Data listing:
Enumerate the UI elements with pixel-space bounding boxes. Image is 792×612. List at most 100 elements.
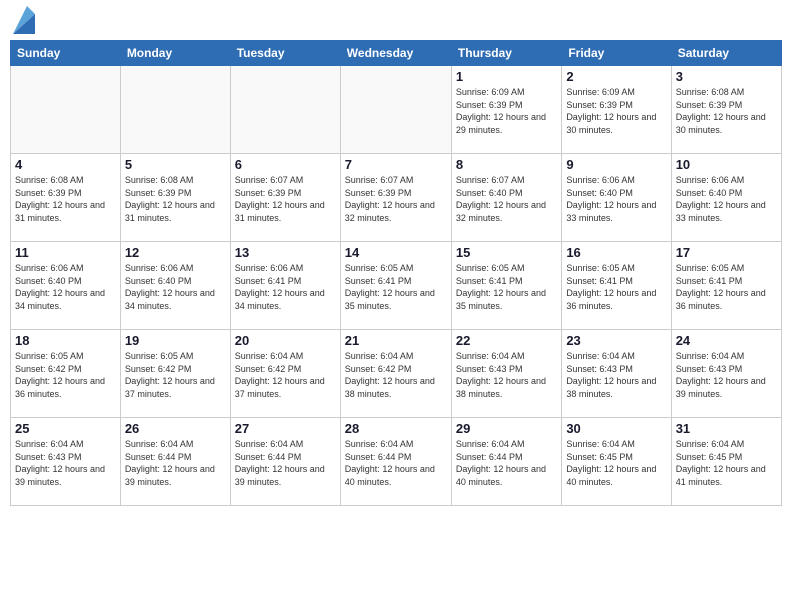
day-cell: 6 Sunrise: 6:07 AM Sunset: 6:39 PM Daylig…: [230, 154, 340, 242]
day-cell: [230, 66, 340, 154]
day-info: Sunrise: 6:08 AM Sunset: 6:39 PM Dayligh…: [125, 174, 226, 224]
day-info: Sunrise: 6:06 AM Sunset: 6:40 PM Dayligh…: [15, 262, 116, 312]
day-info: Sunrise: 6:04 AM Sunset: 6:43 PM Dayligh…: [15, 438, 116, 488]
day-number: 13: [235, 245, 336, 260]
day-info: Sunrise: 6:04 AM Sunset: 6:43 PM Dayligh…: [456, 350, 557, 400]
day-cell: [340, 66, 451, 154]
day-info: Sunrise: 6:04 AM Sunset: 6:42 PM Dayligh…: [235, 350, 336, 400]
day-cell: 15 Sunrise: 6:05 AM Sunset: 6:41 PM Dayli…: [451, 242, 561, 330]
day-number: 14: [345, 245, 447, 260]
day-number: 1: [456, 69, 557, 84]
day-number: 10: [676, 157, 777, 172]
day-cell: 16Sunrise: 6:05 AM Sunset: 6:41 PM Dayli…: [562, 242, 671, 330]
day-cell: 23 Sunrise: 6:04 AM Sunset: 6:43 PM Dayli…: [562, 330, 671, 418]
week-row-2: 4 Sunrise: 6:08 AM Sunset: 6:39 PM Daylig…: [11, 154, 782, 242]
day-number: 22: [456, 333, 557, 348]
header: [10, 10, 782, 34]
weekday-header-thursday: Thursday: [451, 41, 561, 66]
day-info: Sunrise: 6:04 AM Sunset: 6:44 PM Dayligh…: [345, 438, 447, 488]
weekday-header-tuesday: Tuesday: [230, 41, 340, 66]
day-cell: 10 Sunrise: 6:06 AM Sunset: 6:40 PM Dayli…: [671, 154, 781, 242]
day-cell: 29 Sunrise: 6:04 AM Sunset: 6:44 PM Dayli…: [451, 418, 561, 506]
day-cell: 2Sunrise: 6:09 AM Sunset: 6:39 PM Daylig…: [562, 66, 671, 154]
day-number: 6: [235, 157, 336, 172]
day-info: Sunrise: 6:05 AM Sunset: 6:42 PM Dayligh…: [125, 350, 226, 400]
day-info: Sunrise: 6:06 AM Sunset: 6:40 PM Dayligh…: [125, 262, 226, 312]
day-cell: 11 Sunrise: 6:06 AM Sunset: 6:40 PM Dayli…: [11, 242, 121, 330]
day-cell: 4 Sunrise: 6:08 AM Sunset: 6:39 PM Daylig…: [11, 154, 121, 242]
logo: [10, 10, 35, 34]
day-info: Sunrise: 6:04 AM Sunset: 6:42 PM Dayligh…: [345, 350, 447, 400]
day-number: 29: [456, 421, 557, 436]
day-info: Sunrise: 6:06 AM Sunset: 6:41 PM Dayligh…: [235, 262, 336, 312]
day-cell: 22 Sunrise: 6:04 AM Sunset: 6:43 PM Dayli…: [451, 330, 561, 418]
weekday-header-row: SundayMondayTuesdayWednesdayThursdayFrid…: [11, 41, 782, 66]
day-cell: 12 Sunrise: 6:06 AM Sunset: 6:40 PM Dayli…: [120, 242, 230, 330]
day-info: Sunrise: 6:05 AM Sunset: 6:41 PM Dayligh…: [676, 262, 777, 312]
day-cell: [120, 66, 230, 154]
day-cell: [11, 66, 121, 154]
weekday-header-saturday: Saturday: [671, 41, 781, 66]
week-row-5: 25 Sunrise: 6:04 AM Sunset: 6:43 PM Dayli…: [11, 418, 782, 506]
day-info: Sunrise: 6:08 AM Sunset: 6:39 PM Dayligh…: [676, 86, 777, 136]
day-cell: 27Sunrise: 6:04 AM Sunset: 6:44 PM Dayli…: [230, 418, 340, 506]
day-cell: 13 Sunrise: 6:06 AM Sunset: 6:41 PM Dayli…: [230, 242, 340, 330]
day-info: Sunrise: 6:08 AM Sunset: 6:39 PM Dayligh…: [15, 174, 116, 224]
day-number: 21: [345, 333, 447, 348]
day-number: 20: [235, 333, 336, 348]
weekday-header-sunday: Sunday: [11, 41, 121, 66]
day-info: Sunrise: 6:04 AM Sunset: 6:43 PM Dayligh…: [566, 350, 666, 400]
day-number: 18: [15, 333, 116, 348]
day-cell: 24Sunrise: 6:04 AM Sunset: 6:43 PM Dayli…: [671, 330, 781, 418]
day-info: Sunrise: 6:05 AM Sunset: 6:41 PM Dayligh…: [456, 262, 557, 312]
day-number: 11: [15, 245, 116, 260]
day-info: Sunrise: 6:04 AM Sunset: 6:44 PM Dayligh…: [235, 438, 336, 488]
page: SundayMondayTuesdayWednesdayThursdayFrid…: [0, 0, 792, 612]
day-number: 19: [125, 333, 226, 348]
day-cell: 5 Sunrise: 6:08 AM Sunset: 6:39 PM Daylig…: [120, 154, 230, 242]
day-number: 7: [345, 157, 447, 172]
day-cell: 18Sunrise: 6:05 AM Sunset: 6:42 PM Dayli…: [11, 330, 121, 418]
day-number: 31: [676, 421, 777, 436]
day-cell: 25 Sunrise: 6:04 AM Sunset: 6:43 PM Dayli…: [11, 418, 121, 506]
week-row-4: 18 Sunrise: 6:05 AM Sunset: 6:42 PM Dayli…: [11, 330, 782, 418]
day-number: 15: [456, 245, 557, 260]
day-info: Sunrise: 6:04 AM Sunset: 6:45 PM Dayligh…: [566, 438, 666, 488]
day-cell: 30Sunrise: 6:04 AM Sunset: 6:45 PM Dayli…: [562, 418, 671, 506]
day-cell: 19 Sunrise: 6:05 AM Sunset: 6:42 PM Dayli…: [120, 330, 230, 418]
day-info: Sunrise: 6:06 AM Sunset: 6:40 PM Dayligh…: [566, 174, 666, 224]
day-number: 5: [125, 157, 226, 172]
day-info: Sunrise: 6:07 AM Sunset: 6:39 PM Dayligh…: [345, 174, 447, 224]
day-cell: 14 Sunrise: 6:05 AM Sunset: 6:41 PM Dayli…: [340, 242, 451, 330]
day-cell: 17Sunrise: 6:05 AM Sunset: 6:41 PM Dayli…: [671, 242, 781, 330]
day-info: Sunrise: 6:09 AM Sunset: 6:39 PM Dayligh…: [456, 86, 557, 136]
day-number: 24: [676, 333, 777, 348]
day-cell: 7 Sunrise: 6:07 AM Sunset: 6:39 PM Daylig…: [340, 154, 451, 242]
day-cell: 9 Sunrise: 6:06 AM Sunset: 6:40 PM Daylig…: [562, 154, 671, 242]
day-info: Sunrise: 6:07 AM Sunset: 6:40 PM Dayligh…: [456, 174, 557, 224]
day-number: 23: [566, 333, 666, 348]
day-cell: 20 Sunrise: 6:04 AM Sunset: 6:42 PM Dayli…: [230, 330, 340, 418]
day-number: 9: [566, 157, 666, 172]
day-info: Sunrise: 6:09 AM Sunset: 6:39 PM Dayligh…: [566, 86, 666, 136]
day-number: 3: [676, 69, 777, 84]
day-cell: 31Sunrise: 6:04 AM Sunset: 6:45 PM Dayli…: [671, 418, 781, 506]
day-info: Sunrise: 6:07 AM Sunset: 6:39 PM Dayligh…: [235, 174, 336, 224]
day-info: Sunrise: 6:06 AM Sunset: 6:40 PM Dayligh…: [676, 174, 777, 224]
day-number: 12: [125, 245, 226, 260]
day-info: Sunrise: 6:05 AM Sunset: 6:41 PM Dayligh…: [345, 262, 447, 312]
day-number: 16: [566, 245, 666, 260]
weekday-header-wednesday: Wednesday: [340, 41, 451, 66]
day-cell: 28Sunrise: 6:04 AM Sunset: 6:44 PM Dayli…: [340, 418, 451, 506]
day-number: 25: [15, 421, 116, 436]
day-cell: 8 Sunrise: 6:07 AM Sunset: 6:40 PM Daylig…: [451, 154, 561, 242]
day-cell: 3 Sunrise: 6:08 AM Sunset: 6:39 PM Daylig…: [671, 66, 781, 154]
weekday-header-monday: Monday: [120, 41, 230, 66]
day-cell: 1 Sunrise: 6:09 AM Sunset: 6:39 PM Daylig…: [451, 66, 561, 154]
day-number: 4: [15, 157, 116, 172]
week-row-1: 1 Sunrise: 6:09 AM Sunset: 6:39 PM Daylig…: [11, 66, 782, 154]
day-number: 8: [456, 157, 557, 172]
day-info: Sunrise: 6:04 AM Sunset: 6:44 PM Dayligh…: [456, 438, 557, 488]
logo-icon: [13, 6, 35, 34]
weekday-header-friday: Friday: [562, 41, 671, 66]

What to produce: Replace "Sunset" with "Dusk" in the listing, starting at the line that contains "day-cell: 6 Sunrise: 6:07" and ending at the line that contains "day-number: 6: [235, 157, 336, 172]". Give back only those lines, with everything else left unchanged.

The reply:
day-cell: 6 Sunrise: 6:07 AM Dusk: 6:39 PM Daylig…: [230, 154, 340, 242]
day-cell: [230, 66, 340, 154]
day-info: Sunrise: 6:08 AM Dusk: 6:39 PM Dayligh…: [125, 174, 226, 224]
day-info: Sunrise: 6:06 AM Dusk: 6:40 PM Dayligh…: [15, 262, 116, 312]
day-info: Sunrise: 6:04 AM Dusk: 6:43 PM Dayligh…: [15, 438, 116, 488]
day-number: 13: [235, 245, 336, 260]
day-info: Sunrise: 6:04 AM Dusk: 6:43 PM Dayligh…: [456, 350, 557, 400]
day-cell: [340, 66, 451, 154]
day-info: Sunrise: 6:04 AM Dusk: 6:42 PM Dayligh…: [235, 350, 336, 400]
day-cell: 15 Sunrise: 6:05 AM Dusk: 6:41 PM Dayli…: [451, 242, 561, 330]
day-number: 14: [345, 245, 447, 260]
day-number: 1: [456, 69, 557, 84]
day-number: 10: [676, 157, 777, 172]
day-cell: 16Sunrise: 6:05 AM Dusk: 6:41 PM Dayli…: [562, 242, 671, 330]
day-cell: 23 Sunrise: 6:04 AM Dusk: 6:43 PM Dayli…: [562, 330, 671, 418]
week-row-2: 4 Sunrise: 6:08 AM Dusk: 6:39 PM Daylig…: [11, 154, 782, 242]
day-number: 22: [456, 333, 557, 348]
header: [10, 10, 782, 34]
weekday-header-thursday: Thursday: [451, 41, 561, 66]
day-info: Sunrise: 6:04 AM Dusk: 6:44 PM Dayligh…: [345, 438, 447, 488]
weekday-header-tuesday: Tuesday: [230, 41, 340, 66]
day-cell: 10 Sunrise: 6:06 AM Dusk: 6:40 PM Dayli…: [671, 154, 781, 242]
day-cell: 29 Sunrise: 6:04 AM Dusk: 6:44 PM Dayli…: [451, 418, 561, 506]
day-cell: 2Sunrise: 6:09 AM Dusk: 6:39 PM Daylig…: [562, 66, 671, 154]
day-number: 6: [235, 157, 336, 172]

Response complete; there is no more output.